Your objective: Provide the number of lines containing the word "изделий", and nothing else.
-.-.-
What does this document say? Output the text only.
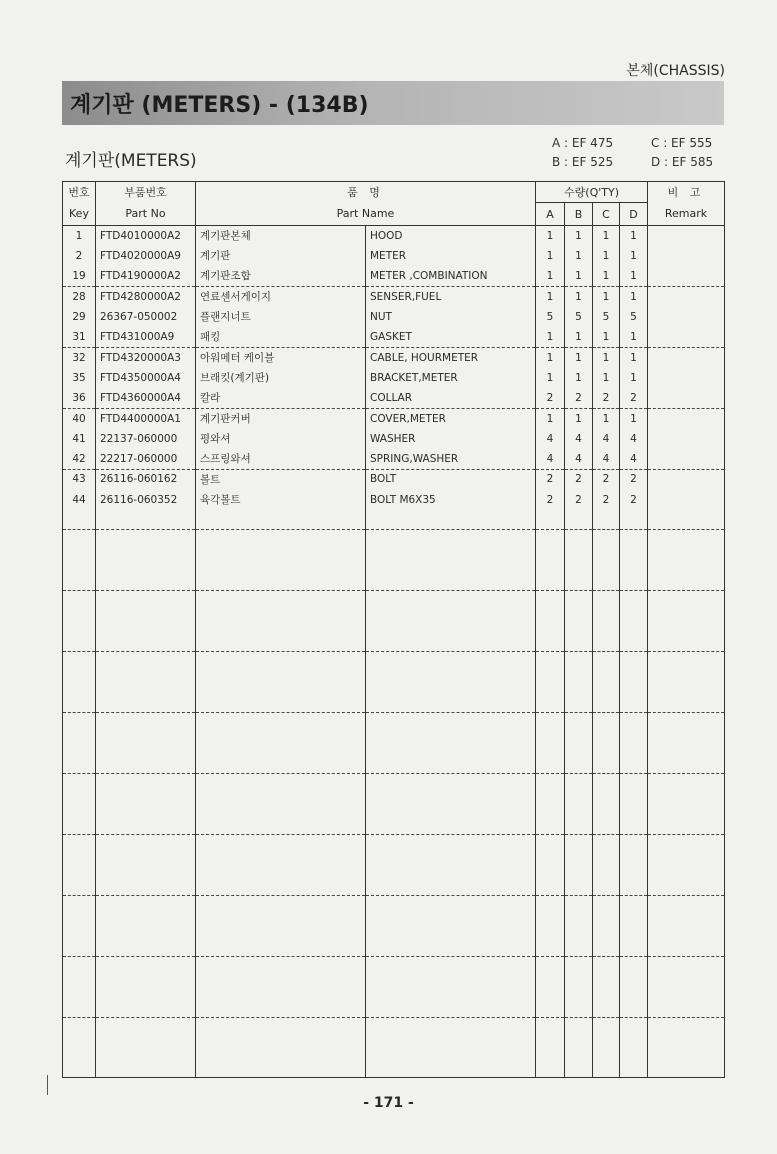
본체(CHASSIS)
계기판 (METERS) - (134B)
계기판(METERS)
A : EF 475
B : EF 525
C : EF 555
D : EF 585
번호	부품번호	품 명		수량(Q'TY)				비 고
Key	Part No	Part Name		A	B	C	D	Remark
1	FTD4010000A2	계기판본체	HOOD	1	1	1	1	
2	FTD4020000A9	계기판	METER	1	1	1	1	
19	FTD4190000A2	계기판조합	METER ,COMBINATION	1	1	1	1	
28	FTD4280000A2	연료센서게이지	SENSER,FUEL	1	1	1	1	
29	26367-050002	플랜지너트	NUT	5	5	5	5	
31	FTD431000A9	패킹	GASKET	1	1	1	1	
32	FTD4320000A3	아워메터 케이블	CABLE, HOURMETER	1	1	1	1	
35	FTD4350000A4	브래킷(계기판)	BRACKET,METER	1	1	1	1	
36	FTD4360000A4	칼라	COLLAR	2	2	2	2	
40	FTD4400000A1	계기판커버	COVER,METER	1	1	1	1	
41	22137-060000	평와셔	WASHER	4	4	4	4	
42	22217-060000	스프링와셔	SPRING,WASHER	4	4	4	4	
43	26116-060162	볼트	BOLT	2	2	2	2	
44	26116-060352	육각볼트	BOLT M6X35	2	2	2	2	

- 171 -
-.-.-
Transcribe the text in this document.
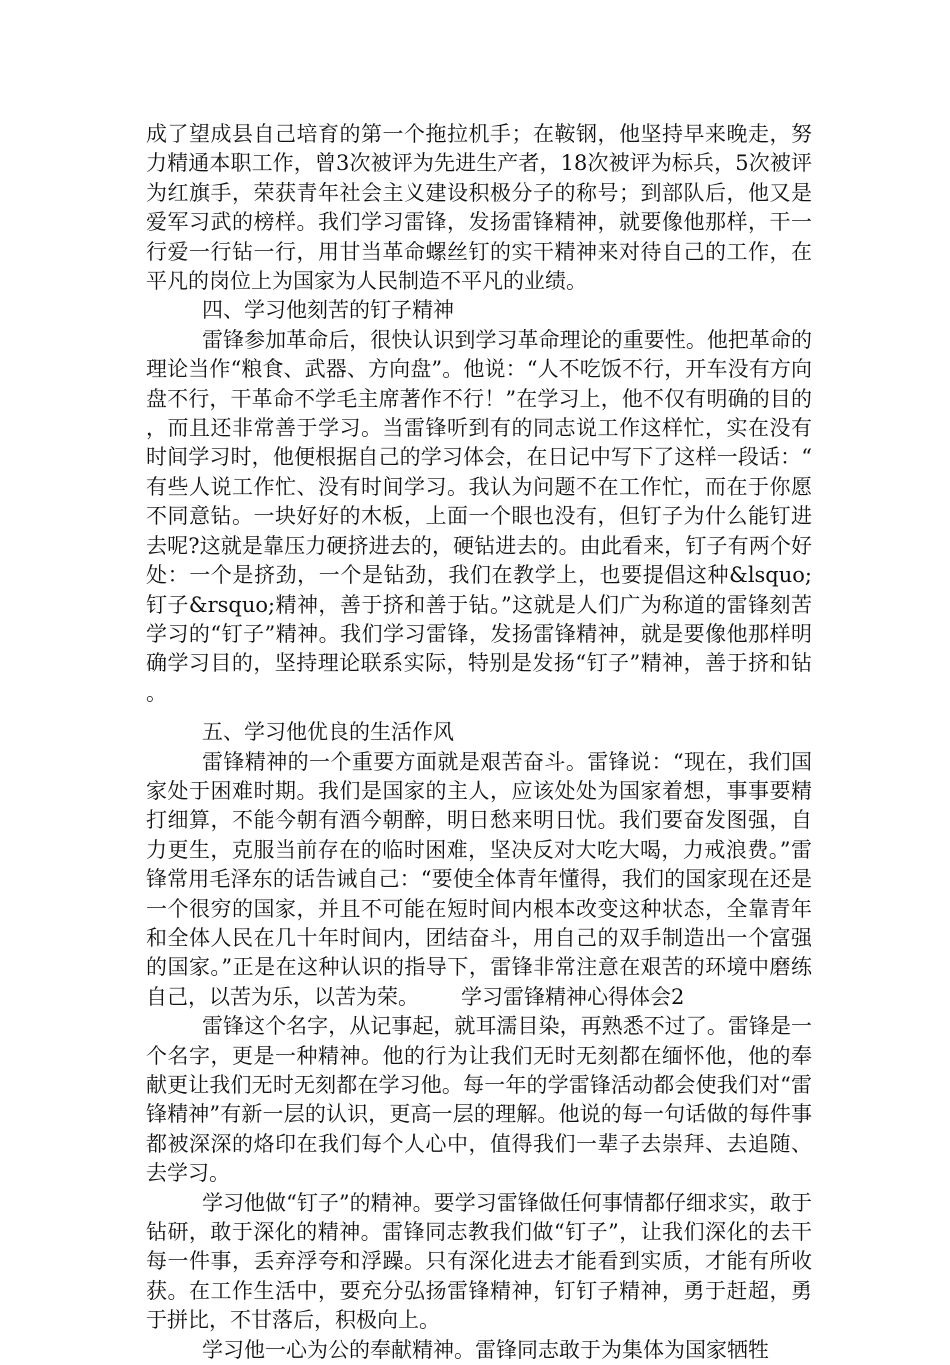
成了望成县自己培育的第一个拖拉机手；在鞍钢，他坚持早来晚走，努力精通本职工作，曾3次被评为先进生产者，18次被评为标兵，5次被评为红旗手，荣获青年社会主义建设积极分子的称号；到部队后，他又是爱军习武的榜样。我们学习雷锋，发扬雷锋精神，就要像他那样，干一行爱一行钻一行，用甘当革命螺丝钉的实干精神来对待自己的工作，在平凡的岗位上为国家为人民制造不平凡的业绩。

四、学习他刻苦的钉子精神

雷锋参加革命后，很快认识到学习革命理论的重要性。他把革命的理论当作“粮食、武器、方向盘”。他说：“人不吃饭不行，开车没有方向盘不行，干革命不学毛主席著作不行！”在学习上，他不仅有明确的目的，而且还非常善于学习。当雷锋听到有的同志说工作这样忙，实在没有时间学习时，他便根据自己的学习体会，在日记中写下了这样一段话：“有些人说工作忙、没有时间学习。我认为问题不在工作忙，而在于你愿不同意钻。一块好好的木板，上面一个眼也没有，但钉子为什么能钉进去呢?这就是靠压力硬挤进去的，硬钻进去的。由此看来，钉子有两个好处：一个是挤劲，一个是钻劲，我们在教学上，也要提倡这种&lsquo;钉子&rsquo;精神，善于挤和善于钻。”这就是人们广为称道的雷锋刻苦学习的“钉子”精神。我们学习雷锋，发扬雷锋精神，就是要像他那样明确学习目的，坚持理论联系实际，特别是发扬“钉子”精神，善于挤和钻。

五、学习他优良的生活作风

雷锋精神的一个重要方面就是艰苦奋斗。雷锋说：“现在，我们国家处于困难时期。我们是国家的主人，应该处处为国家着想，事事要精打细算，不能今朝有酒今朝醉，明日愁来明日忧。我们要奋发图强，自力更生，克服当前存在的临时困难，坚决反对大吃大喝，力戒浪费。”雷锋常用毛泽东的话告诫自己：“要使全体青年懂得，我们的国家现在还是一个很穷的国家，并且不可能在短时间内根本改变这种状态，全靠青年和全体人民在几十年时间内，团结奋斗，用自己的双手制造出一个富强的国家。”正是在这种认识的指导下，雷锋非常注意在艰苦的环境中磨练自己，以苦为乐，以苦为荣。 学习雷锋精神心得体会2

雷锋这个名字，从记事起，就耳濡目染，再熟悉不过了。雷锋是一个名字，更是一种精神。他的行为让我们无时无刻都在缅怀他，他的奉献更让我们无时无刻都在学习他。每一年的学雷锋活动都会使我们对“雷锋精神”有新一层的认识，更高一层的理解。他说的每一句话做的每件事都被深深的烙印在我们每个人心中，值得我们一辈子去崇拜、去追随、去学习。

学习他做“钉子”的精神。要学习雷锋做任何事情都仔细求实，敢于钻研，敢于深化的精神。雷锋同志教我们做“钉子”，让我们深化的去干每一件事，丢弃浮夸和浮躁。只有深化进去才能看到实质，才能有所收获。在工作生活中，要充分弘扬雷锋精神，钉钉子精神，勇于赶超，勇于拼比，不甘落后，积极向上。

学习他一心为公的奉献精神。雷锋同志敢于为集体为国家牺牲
-.-.-
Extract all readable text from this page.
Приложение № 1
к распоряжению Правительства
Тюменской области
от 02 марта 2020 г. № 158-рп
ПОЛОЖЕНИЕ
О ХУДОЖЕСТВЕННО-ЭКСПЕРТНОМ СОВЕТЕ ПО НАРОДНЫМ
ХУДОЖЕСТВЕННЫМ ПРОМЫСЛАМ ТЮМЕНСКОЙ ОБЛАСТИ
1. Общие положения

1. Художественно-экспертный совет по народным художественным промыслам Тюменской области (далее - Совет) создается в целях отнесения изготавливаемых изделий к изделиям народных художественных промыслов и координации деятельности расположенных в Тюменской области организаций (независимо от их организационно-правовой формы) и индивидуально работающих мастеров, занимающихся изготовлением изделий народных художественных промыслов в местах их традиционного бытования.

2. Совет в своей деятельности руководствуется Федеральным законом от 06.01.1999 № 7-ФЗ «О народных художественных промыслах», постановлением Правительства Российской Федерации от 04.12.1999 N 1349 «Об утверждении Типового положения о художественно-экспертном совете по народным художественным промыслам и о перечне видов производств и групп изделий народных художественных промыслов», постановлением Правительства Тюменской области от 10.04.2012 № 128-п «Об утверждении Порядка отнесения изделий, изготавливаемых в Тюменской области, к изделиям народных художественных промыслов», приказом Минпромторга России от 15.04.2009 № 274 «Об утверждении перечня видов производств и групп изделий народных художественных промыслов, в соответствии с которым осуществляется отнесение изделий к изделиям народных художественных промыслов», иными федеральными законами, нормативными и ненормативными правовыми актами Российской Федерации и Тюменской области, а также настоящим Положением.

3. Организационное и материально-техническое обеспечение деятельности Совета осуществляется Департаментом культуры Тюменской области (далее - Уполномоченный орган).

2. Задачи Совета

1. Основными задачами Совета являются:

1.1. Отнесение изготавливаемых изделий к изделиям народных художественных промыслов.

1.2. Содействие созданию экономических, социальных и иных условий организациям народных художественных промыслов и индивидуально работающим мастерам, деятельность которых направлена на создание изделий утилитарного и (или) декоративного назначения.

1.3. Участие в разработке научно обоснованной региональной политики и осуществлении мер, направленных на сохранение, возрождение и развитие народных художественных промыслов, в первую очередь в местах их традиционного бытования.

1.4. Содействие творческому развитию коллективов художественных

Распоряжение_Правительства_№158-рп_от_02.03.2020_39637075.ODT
-.-.-
Task solution: 4